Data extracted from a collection
Start

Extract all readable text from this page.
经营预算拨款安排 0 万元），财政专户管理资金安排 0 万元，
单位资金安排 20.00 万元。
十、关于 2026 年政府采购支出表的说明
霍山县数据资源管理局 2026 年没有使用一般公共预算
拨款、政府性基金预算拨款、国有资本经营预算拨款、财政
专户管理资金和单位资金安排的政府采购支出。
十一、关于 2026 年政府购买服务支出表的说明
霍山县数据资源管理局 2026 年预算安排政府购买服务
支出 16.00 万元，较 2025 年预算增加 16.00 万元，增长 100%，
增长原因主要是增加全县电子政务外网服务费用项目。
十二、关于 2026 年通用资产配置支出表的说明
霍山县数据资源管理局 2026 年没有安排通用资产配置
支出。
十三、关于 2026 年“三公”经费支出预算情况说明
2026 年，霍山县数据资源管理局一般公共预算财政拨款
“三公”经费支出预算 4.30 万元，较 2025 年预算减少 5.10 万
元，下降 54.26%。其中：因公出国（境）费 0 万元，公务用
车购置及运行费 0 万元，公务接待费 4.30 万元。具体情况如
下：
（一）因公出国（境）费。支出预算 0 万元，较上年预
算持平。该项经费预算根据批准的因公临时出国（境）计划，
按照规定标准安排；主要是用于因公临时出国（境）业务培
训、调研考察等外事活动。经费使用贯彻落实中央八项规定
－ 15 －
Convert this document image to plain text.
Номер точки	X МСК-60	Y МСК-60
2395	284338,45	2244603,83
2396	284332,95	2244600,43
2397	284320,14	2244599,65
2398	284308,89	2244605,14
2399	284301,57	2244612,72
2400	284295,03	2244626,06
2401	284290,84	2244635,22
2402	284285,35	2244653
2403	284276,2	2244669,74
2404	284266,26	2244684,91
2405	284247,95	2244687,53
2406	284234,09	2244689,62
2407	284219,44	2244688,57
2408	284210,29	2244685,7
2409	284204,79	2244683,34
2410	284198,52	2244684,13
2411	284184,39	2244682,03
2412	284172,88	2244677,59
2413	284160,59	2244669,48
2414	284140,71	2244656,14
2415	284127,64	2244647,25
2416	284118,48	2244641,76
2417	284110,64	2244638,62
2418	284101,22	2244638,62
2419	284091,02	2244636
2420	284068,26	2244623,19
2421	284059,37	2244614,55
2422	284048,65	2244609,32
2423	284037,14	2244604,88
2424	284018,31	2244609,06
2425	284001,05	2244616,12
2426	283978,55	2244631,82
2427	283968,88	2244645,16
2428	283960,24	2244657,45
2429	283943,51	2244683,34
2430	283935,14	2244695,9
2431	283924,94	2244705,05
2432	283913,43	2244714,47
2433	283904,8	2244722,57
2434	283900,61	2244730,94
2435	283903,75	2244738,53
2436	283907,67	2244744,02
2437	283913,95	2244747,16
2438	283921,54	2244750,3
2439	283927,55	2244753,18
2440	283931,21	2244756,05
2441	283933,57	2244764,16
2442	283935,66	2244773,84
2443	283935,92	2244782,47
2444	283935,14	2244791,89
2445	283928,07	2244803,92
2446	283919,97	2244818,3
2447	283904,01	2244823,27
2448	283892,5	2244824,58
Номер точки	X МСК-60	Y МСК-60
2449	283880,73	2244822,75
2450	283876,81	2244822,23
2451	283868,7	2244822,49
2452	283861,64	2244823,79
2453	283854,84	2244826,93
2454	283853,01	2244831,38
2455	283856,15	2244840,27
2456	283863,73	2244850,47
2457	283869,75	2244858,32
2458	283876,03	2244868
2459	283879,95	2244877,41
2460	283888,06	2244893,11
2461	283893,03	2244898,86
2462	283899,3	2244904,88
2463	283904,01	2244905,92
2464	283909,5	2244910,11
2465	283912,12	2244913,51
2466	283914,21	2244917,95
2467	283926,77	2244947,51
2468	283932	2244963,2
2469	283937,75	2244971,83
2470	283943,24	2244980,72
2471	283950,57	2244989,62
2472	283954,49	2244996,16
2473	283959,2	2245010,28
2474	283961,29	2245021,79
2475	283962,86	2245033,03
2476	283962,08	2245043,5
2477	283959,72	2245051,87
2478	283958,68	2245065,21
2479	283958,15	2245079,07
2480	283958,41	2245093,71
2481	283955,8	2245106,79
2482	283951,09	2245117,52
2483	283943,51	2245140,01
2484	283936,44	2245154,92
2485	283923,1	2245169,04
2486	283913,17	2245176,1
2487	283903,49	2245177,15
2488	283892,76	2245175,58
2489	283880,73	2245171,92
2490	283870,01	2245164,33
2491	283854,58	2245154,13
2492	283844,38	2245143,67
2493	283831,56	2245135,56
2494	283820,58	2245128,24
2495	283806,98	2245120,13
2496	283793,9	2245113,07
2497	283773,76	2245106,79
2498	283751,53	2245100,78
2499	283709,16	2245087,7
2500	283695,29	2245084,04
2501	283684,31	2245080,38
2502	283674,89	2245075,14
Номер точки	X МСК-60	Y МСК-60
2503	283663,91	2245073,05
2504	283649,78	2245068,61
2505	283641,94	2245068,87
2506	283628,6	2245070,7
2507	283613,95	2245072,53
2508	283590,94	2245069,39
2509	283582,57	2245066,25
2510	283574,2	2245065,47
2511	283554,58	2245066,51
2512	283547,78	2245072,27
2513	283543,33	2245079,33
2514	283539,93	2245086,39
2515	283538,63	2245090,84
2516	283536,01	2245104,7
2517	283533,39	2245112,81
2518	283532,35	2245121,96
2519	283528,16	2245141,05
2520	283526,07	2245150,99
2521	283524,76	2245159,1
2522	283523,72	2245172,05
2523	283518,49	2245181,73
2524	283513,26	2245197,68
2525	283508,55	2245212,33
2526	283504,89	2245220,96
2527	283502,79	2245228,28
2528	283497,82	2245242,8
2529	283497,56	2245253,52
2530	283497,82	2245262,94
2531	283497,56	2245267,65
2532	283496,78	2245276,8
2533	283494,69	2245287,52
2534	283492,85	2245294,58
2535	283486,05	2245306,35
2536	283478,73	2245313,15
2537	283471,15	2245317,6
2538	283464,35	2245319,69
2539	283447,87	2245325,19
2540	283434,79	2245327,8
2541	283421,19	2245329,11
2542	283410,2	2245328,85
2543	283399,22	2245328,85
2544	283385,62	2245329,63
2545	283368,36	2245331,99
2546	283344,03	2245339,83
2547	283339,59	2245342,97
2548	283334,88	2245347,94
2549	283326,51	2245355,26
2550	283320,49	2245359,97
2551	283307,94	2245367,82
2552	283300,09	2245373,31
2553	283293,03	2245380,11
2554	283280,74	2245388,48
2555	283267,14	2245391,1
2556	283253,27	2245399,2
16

End

### Objective
Copy every line of the listing that includes the string "因公出国".

### Exercise answer
元，下降 54.26%。其中：因公出国（境）费 0 万元，公务用
（一）因公出国（境）费。支出预算 0 万元，较上年预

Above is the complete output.